**What the task requires**
Your task is to quote the material that follows, in full and exactly.

**Supplied information**
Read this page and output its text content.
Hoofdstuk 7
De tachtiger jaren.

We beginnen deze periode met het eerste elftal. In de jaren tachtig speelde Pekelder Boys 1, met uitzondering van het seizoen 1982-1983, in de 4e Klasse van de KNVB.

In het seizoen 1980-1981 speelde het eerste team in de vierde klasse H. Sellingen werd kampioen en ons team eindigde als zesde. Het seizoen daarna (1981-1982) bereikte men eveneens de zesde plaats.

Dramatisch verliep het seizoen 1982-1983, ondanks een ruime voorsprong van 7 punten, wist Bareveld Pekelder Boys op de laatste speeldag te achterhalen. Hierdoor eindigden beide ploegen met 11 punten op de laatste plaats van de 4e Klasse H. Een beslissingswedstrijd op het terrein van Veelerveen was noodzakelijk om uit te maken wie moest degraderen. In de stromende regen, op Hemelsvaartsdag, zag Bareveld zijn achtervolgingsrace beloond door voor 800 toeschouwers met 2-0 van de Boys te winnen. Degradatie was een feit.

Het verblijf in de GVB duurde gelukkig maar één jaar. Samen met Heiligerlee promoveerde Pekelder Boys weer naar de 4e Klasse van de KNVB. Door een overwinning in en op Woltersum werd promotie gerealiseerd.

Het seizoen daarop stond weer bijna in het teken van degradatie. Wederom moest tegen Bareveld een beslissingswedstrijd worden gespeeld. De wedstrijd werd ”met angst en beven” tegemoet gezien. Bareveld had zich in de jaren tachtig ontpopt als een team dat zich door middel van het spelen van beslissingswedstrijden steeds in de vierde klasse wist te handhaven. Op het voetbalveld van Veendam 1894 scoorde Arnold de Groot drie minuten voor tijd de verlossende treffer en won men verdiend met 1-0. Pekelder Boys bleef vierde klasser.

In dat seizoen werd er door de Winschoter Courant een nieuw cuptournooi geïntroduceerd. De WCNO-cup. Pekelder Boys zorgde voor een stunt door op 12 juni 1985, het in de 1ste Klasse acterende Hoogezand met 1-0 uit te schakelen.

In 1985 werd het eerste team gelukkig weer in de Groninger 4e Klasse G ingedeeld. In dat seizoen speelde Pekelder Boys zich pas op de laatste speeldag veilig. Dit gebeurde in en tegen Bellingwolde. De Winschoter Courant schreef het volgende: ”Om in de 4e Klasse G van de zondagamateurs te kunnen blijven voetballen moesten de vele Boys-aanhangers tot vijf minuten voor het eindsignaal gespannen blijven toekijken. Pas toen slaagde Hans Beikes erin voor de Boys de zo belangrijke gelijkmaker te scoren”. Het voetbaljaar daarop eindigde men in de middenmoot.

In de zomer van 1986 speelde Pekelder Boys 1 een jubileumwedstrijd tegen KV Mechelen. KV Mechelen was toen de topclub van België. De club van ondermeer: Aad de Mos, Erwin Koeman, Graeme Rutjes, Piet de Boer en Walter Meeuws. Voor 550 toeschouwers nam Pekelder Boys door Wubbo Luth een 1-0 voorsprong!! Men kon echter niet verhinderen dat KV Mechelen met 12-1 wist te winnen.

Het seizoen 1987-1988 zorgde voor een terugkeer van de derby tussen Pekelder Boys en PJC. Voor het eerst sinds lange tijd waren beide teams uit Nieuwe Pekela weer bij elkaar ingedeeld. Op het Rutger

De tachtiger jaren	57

**Full output**
Read this page and output its text content.
Hoofdstuk 7
De tachtiger jaren.

We beginnen deze periode met het eerste elftal. In de jaren tachtig speelde Pekelder Boys 1, met uitzondering van het seizoen 1982-1983, in de 4e Klasse van de KNVB.

In het seizoen 1980-1981 speelde het eerste team in de vierde klasse H. Sellingen werd kampioen en ons team eindigde als zesde. Het seizoen daarna (1981-1982) bereikte men eveneens de zesde plaats.

Dramatisch verliep het seizoen 1982-1983, ondanks een ruime voorsprong van 7 punten, wist Bareveld Pekelder Boys op de laatste speeldag te achterhalen. Hierdoor eindigden beide ploegen met 11 punten op de laatste plaats van de 4e Klasse H. Een beslissingswedstrijd op het terrein van Veelerveen was noodzakelijk om uit te maken wie moest degraderen. In de stromende regen, op Hemelsvaartsdag, zag Bareveld zijn achtervolgingsrace beloond door voor 800 toeschouwers met 2-0 van de Boys te winnen. Degradatie was een feit.

Het verblijf in de GVB duurde gelukkig maar één jaar. Samen met Heiligerlee promoveerde Pekelder Boys weer naar de 4e Klasse van de KNVB. Door een overwinning in en op Woltersum werd promotie gerealiseerd.

Het seizoen daarop stond weer bijna in het teken van degradatie. Wederom moest tegen Bareveld een beslissingswedstrijd worden gespeeld. De wedstrijd werd ”met angst en beven” tegemoet gezien. Bareveld had zich in de jaren tachtig ontpopt als een team dat zich door middel van het spelen van beslissingswedstrijden steeds in de vierde klasse wist te handhaven. Op het voetbalveld van Veendam 1894 scoorde Arnold de Groot drie minuten voor tijd de verlossende treffer en won men verdiend met 1-0. Pekelder Boys bleef vierde klasser.

In dat seizoen werd er door de Winschoter Courant een nieuw cuptournooi geïntroduceerd. De WCNO-cup. Pekelder Boys zorgde voor een stunt door op 12 juni 1985, het in de 1ste Klasse acterende Hoogezand met 1-0 uit te schakelen.

In 1985 werd het eerste team gelukkig weer in de Groninger 4e Klasse G ingedeeld. In dat seizoen speelde Pekelder Boys zich pas op de laatste speeldag veilig. Dit gebeurde in en tegen Bellingwolde. De Winschoter Courant schreef het volgende: ”Om in de 4e Klasse G van de zondagamateurs te kunnen blijven voetballen moesten de vele Boys-aanhangers tot vijf minuten voor het eindsignaal gespannen blijven toekijken. Pas toen slaagde Hans Beikes erin voor de Boys de zo belangrijke gelijkmaker te scoren”. Het voetbaljaar daarop eindigde men in de middenmoot.

In de zomer van 1986 speelde Pekelder Boys 1 een jubileumwedstrijd tegen KV Mechelen. KV Mechelen was toen de topclub van België. De club van ondermeer: Aad de Mos, Erwin Koeman, Graeme Rutjes, Piet de Boer en Walter Meeuws. Voor 550 toeschouwers nam Pekelder Boys door Wubbo Luth een 1-0 voorsprong!! Men kon echter niet verhinderen dat KV Mechelen met 12-1 wist te winnen.

Het seizoen 1987-1988 zorgde voor een terugkeer van de derby tussen Pekelder Boys en PJC. Voor het eerst sinds lange tijd waren beide teams uit Nieuwe Pekela weer bij elkaar ingedeeld. Op het Rutger

De tachtiger jaren	57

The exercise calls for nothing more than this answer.